== REQUIRED WORK ==
Using the material that follows, identify and copy each line with the string "读图可知".

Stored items
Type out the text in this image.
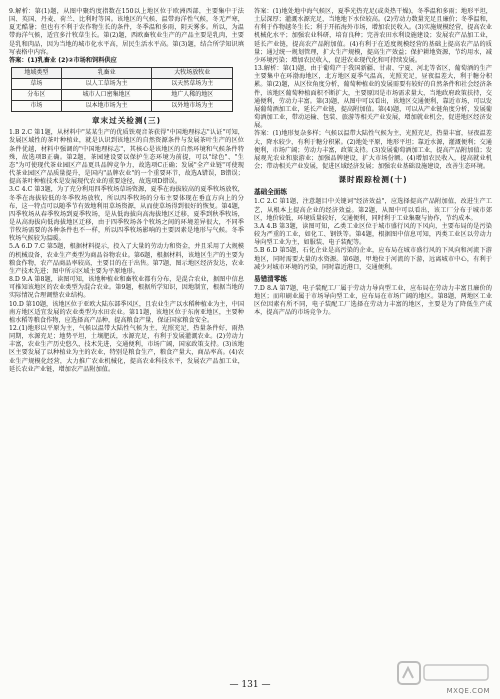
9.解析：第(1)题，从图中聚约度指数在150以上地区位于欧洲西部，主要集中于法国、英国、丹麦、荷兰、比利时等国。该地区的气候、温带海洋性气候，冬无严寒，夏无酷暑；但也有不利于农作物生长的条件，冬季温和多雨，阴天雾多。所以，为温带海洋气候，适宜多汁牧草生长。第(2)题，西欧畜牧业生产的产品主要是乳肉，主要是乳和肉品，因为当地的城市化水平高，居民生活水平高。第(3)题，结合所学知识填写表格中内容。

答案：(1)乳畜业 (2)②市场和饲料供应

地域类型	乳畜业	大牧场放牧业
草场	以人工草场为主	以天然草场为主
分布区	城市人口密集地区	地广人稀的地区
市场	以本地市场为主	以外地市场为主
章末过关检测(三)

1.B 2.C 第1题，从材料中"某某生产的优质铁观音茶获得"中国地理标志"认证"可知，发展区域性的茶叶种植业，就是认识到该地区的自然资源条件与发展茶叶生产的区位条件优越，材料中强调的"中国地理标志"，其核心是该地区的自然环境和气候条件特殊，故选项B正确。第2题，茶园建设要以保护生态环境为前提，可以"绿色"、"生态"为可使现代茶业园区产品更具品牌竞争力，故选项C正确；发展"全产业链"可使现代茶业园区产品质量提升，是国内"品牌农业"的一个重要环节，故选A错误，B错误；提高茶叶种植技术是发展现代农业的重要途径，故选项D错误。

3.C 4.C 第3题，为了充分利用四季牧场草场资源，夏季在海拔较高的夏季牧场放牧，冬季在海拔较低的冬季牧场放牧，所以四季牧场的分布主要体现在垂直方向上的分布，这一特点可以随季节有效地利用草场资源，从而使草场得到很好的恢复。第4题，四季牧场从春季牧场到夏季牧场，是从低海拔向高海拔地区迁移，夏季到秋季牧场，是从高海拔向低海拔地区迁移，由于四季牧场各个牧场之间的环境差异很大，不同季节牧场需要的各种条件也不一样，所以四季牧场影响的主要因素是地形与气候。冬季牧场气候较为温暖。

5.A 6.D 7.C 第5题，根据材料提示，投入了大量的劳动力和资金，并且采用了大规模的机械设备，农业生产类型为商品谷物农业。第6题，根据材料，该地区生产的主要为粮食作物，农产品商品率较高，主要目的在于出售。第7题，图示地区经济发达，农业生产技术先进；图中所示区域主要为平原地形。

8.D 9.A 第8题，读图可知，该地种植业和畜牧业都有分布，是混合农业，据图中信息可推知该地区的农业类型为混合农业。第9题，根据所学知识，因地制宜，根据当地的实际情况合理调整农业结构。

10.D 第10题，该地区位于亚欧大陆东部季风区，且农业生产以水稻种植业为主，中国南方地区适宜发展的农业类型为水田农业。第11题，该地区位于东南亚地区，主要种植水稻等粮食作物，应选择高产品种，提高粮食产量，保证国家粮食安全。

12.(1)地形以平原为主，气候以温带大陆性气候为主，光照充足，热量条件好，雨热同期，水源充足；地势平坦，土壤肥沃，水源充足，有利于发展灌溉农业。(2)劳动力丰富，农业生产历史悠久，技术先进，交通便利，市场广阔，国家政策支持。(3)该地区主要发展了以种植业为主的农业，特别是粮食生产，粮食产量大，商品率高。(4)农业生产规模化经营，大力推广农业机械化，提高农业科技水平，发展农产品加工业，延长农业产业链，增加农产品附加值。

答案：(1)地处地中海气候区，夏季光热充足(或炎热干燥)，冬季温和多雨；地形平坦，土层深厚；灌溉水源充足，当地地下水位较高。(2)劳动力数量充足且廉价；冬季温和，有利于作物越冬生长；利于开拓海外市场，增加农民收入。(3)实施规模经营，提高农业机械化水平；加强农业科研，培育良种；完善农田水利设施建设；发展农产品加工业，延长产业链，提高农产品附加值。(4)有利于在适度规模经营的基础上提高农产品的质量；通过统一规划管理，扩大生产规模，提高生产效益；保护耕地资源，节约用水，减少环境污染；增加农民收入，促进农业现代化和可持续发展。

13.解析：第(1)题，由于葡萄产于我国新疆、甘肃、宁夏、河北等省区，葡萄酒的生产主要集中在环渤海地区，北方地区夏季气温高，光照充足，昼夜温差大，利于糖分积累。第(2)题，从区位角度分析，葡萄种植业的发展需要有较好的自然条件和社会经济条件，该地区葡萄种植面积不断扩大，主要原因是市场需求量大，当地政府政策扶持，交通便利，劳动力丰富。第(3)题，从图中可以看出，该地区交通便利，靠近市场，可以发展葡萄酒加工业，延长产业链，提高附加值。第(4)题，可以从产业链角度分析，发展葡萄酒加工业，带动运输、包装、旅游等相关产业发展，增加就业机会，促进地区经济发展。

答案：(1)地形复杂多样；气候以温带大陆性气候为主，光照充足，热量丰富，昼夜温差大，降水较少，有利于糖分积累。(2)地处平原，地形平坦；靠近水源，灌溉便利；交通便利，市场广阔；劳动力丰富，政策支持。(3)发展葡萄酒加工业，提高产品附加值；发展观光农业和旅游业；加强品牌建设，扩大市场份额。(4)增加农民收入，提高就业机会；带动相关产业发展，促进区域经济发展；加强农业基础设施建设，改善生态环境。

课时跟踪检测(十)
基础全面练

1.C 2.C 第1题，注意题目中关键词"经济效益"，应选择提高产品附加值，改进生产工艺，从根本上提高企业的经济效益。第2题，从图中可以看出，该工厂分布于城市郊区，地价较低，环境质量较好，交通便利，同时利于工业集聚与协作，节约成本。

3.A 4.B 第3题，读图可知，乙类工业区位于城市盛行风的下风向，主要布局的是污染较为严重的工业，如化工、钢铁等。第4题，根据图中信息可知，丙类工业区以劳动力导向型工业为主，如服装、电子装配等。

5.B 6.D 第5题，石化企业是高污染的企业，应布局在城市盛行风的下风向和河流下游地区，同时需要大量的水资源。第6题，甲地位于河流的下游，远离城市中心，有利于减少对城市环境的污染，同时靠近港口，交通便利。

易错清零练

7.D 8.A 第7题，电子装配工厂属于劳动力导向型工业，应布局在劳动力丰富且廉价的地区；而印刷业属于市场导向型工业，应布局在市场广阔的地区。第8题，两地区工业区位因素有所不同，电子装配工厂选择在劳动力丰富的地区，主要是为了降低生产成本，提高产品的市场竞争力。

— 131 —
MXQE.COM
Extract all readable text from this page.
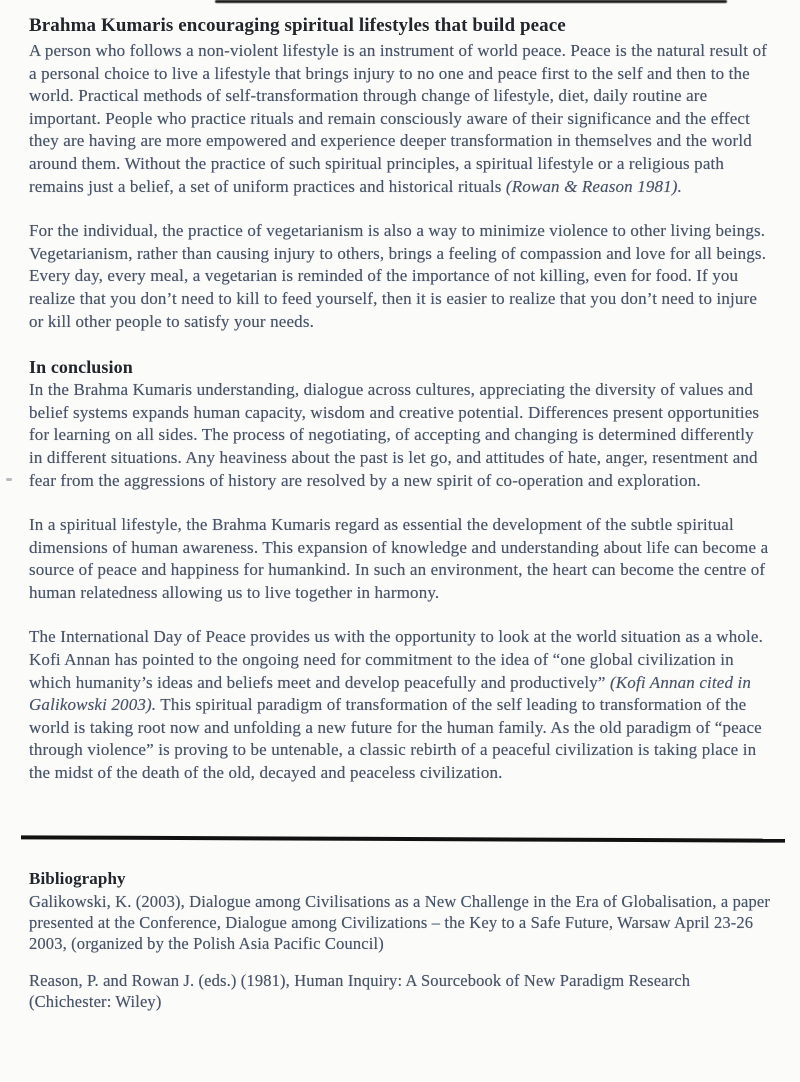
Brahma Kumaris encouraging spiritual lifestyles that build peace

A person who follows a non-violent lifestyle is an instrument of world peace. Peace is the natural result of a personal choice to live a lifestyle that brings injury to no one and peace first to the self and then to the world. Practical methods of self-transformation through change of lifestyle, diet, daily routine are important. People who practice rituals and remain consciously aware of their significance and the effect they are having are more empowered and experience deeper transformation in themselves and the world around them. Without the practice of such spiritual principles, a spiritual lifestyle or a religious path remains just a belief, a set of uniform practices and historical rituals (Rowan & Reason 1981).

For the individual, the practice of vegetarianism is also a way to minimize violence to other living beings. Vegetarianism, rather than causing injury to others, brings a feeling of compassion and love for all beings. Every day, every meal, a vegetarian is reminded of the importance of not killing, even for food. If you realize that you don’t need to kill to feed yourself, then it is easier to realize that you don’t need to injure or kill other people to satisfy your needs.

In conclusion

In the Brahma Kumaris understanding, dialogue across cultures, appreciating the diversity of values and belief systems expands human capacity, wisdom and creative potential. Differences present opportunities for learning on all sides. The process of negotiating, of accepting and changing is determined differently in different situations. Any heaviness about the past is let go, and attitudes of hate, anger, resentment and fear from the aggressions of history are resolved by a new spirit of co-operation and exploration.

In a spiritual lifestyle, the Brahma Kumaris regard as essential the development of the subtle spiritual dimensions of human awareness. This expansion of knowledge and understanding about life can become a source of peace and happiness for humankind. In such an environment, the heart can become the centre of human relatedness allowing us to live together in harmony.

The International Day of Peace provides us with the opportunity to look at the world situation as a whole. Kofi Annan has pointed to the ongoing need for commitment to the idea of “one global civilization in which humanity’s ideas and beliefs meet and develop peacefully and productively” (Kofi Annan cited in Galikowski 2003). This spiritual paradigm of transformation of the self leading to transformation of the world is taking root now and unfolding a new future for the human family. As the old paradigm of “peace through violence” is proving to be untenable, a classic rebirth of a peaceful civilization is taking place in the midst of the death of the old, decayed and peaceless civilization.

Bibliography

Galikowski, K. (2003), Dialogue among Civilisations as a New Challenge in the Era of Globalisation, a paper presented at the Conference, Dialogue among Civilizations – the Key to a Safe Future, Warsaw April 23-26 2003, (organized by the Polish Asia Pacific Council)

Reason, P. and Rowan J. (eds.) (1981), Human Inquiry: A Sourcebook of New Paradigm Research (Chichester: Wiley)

== RESULT OF THIS EXERCISE ==
8.D 9.A 第8题，读图可知，该地种植业和畜牧业都有分布，是混合农业，据图中信息可推知该地区的农业类型为混合农业。第9题，根据所学知识，因地制宜，根据当地的实际情况合理调整农业结构。
3.A 4.B 第3题，读图可知，乙类工业区位于城市盛行风的下风向，主要布局的是污染较为严重的工业，如化工、钢铁等。第4题，根据图中信息可知，丙类工业区以劳动力导向型工业为主，如服装、电子装配等。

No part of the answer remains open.